* **Record excerpts**:
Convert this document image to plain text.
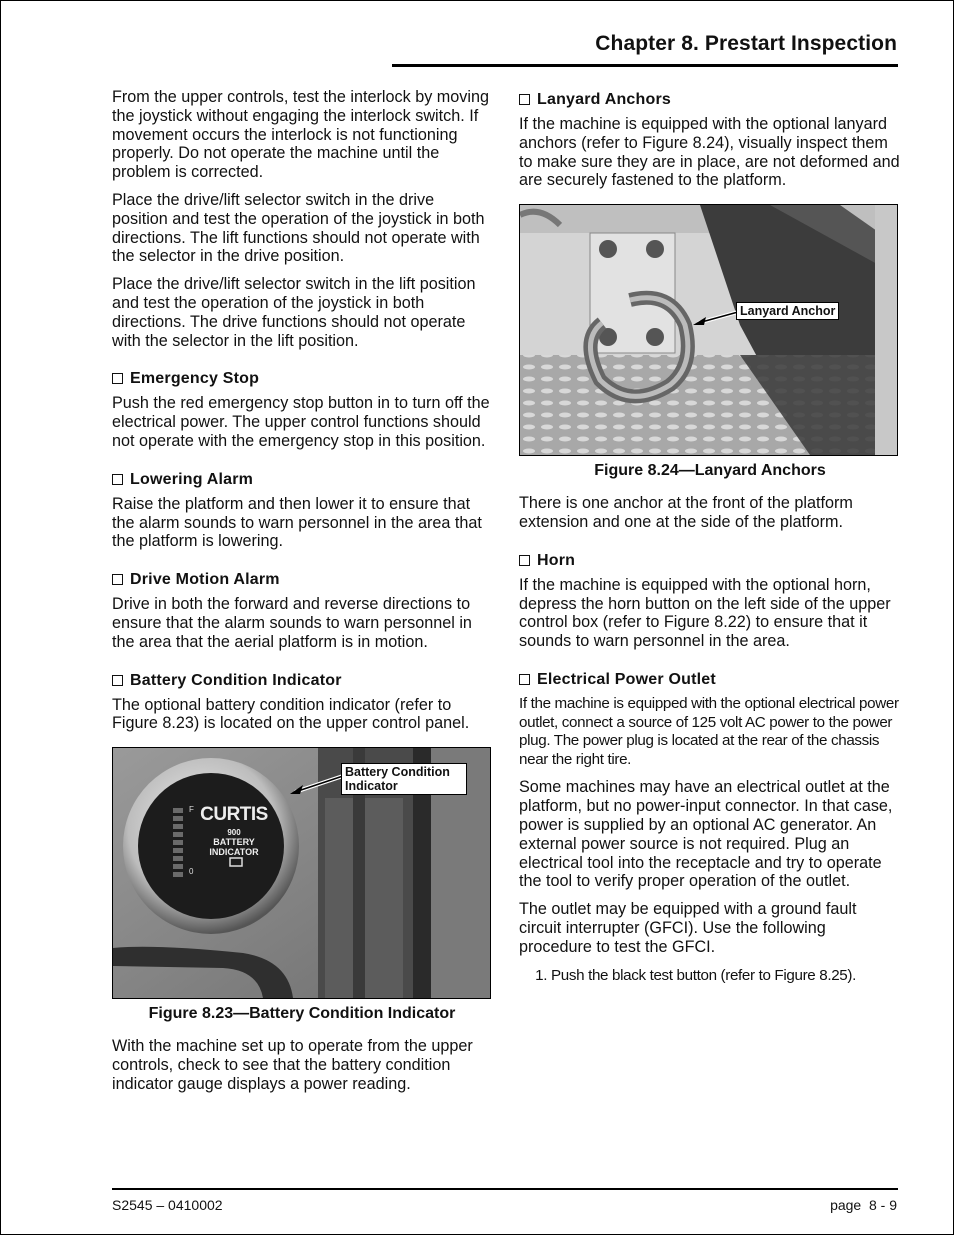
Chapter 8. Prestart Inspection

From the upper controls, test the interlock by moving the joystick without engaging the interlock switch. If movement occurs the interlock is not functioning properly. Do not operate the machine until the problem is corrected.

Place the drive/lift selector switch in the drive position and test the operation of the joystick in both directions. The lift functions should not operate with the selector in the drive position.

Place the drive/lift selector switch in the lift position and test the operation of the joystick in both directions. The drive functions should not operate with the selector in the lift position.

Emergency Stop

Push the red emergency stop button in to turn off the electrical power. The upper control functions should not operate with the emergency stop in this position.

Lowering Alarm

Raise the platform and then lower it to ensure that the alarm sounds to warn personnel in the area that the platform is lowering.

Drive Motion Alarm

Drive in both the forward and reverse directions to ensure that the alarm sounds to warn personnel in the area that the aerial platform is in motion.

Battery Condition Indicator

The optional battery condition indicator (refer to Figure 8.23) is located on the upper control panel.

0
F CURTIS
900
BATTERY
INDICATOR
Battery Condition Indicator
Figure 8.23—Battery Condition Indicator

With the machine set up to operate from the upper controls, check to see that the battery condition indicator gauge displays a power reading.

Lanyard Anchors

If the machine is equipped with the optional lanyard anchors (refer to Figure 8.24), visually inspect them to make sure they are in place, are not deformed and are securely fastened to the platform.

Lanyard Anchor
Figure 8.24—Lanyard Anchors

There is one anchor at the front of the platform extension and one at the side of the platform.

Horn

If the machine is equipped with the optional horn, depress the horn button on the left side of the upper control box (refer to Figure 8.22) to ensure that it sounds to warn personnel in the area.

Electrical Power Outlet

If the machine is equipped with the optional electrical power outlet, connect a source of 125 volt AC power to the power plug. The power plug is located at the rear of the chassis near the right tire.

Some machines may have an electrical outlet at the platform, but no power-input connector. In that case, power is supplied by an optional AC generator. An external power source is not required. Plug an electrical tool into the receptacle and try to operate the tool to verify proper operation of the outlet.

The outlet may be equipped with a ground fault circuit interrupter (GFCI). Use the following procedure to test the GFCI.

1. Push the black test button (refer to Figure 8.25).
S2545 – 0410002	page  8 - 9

* **The task**:
Report every line containing the word "equipped" from the listing above.

* **Full answer**:
If the machine is equipped with the optional lanyard anchors (refer to Figure 8.24), visually inspect them to make sure they are in place, are not deformed and are securely fastened to the platform.
If the machine is equipped with the optional horn, depress the horn button on the left side of the upper control box (refer to Figure 8.22) to ensure that it sounds to warn personnel in the area.
If the machine is equipped with the optional electrical power outlet, connect a source of 125 volt AC power to the power plug. The power plug is located at the rear of the chassis near the right tire.
The outlet may be equipped with a ground fault circuit interrupter (GFCI). Use the following procedure to test the GFCI.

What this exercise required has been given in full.